* **Collected data entries**
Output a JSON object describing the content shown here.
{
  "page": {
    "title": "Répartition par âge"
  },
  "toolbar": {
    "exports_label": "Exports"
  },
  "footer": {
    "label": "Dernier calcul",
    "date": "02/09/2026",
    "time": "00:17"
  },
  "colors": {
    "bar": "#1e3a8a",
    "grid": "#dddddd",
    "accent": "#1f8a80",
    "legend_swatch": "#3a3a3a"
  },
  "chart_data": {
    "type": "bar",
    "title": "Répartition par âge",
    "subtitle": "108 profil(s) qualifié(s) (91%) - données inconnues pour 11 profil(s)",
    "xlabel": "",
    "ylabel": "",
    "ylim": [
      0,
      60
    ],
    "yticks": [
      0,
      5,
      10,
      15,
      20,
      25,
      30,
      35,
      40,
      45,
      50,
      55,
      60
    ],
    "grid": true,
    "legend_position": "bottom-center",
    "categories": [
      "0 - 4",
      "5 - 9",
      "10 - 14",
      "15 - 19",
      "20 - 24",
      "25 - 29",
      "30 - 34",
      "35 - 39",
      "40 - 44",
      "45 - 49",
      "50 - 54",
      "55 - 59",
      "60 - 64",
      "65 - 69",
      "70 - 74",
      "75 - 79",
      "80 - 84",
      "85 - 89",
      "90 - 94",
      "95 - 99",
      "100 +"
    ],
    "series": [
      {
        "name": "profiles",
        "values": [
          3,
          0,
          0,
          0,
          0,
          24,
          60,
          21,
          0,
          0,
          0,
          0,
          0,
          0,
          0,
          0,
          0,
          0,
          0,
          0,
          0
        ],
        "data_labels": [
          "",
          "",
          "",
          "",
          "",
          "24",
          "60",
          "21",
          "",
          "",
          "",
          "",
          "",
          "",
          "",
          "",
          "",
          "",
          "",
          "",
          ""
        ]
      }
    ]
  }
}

* **Direction**
Print every entry exactly as written.

* **Right answer**
Output a JSON object describing the content shown here.
{
  "page": {
    "title": "Répartition par âge"
  },
  "toolbar": {
    "exports_label": "Exports"
  },
  "footer": {
    "label": "Dernier calcul",
    "date": "02/09/2026",
    "time": "00:17"
  },
  "colors": {
    "bar": "#1e3a8a",
    "grid": "#dddddd",
    "accent": "#1f8a80",
    "legend_swatch": "#3a3a3a"
  },
  "chart_data": {
    "type": "bar",
    "title": "Répartition par âge",
    "subtitle": "108 profil(s) qualifié(s) (91%) - données inconnues pour 11 profil(s)",
    "xlabel": "",
    "ylabel": "",
    "ylim": [
      0,
      60
    ],
    "yticks": [
      0,
      5,
      10,
      15,
      20,
      25,
      30,
      35,
      40,
      45,
      50,
      55,
      60
    ],
    "grid": true,
    "legend_position": "bottom-center",
    "categories": [
      "0 - 4",
      "5 - 9",
      "10 - 14",
      "15 - 19",
      "20 - 24",
      "25 - 29",
      "30 - 34",
      "35 - 39",
      "40 - 44",
      "45 - 49",
      "50 - 54",
      "55 - 59",
      "60 - 64",
      "65 - 69",
      "70 - 74",
      "75 - 79",
      "80 - 84",
      "85 - 89",
      "90 - 94",
      "95 - 99",
      "100 +"
    ],
    "series": [
      {
        "name": "profiles",
        "values": [
          3,
          0,
          0,
          0,
          0,
          24,
          60,
          21,
          0,
          0,
          0,
          0,
          0,
          0,
          0,
          0,
          0,
          0,
          0,
          0,
          0
        ],
        "data_labels": [
          "",
          "",
          "",
          "",
          "",
          "24",
          "60",
          "21",
          "",
          "",
          "",
          "",
          "",
          "",
          "",
          "",
          "",
          "",
          "",
          "",
          ""
        ]
      }
    ]
  }
}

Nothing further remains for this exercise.